TEXTO FORNECIDO =

Apesar destas críticas, o Reitor considera muito positivo o objetivo central do novo Ministério, que consiste em eliminar as barreiras do Ensino Superior, dando-lhes mais liberdade e melhores condições para desempenhar a sua missão de inovar e manter a excelência académica. O Reitor defende que o Ensino Superior deve ser encarado como um sistema maduro que necessita de mais autonomia para crescer, solicitando apoio do Estado apenas em projetos extraordinários. O maior entrave à autonomia das IES não tem que ver com o Regime Jurídico das Instituições de Ensino Superior (RJIES), mas sim com a Lei de Execução Orçamental. É esta última que tem vindo a impor cada vez mais constrangimentos às universidades e que regula a maneira como estas últimas podem gastar o seu dinheiro.

INSTRUÇÕES DE TRABALHO =
1 > Segundo o texto sobre a autonomia do Ensino Superior, qual é o maior entrave à autonomia das IES?
2 > Traduza para inglês esta frase do texto sobre a autonomia do Ensino Superior: "O Reitor defende que o Ensino Superior deve ser encarado como um sistema maduro que necessita de mais autonomia para crescer, solicitando apoio do Estado apenas em projetos extraordinários."
3 > Transcreva do texto sobre a autonomia do Ensino Superior o trecho que começa nas palavras "Apesar destas críticas, o" e termina depois de "o seu dinheiro.".

Dados de previsão de caixas delimitadoras =

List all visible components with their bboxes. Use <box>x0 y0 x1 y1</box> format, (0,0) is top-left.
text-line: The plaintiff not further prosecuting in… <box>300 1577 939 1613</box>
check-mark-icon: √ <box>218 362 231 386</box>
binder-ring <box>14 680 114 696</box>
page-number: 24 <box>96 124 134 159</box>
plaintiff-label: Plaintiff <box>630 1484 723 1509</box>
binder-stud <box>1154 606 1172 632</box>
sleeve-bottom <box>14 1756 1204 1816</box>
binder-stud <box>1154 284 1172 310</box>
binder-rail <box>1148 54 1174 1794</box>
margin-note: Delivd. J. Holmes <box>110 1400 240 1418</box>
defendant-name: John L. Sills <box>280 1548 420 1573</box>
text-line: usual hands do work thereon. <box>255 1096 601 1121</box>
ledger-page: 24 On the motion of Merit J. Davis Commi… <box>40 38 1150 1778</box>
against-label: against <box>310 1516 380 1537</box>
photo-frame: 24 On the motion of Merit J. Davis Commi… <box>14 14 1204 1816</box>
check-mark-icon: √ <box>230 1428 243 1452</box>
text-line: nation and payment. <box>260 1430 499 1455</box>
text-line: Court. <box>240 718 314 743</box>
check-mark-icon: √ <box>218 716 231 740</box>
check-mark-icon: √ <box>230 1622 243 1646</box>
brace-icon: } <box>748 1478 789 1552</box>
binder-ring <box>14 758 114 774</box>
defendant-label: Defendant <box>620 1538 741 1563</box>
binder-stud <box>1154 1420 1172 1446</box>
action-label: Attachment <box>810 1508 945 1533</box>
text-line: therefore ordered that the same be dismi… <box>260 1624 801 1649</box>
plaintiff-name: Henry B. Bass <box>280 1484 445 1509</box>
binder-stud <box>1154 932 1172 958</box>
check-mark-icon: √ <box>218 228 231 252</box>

RESPOSTAS =
1 > A Lei de Execução Orçamental.

2 > The Rector argues that Higher Education should be regarded as a mature system that needs more autonomy to grow, requesting State support only for extraordinary projects.

3 >
Apesar destas críticas, o Reitor considera muito positivo o objetivo central do novo Ministério, que consiste em eliminar as barreiras do Ensino Superior, dando-lhes mais liberdade e melhores condições para desempenhar a sua missão de inovar e manter a excelência académica. O Reitor defende que o Ensino Superior deve ser encarado como um sistema maduro que necessita de mais autonomia para crescer, solicitando apoio do Estado apenas em projetos extraordinários. O maior entrave à autonomia das IES não tem que ver com o Regime Jurídico das Instituições de Ensino Superior (RJIES), mas sim com a Lei de Execução Orçamental. É esta última que tem vindo a impor cada vez mais constrangimentos às universidades e que regula a maneira como estas últimas podem gastar o seu dinheiro.